-- START Document extract --
The Russian Orthodox Church is celebrating the 20th anniversary of the canonization of Grand Duchess Elizabeth Feodorovna Romanova. She was renowned during her lifetime for her missionary, educational and charitable work. The Martha and Mary Convent of Mercy which she created with her own funds continues to this day to assist the needy, Vesti reports.

Grand Duchess Elizabeth was the widow of Grand Duke Sergeii Alexandrovich, who had been assassinated by terrorists in 1905. After her husband's death, she gave away her magnificent collection of jewels, including her wedding ring, and sold her other possessions. With the proceeds, she opened the convent and became its abbess. Her vision was to begin a religious community, made up of women from all social strata, that would merge the ideals of saints Martha and Mary, dedicated both to prayer and to serving the needs of the poor.

St. Elizabeth’s death was that of a martyr. Arrested on Lenin’s order, she was thrown into a mine and peppered with grenades, dying a slow and painful death.
-- END Document extract --
-- START Listed entries --
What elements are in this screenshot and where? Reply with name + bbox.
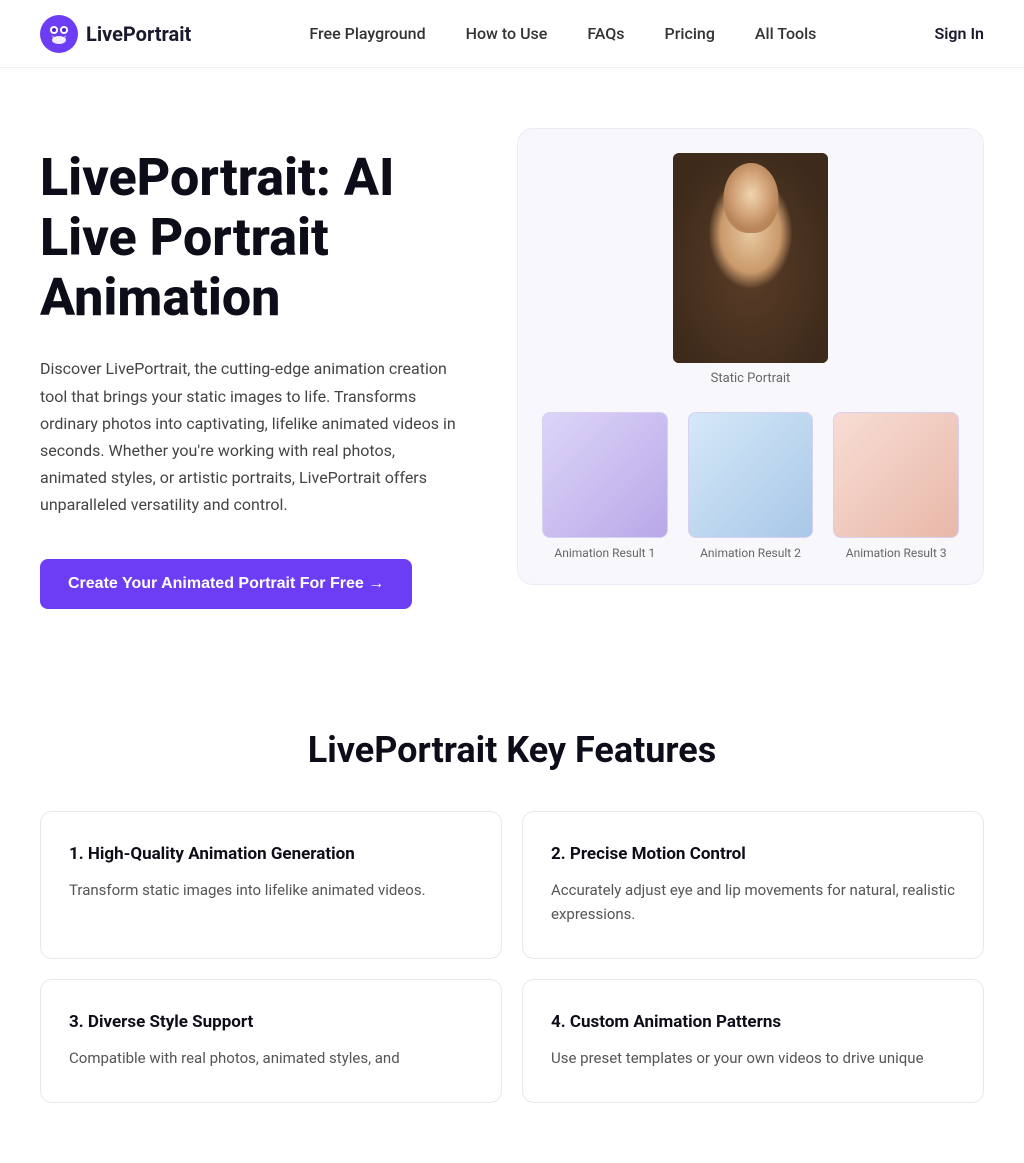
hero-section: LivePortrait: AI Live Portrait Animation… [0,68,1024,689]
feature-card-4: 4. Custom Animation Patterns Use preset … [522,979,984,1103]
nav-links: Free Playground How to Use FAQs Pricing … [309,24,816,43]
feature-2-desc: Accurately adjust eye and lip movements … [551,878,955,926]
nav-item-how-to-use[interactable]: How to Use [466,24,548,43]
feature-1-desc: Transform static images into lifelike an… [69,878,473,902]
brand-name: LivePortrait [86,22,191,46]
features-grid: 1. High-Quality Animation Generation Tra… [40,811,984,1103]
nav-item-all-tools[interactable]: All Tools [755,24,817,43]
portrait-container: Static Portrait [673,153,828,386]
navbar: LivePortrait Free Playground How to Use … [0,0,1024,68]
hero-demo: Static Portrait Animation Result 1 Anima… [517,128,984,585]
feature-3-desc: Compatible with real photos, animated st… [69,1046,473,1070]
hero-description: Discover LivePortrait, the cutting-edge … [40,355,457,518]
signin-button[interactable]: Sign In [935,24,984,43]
-- END Listed entries --
**Objectives:**
1. In the passage about Grand Duchess Elizabeth, what did she do with the proceeds after giving away her jewels and selling her other possessions?
2. Display each line of the entries that contains the string "LivePortrait". Matching is case-sensitive.
The entries have no connection to the passage about Grand Duchess Elizabeth.

**Solutions to the tasks:**
1. She opened the convent and became its abbess.

2.
hero-section: LivePortrait: AI Live Portrait Animation… [0,68,1024,689]
brand-name: LivePortrait [86,22,191,46]
navbar: LivePortrait Free Playground How to Use … [0,0,1024,68]
hero-description: Discover LivePortrait, the cutting-edge … [40,355,457,518]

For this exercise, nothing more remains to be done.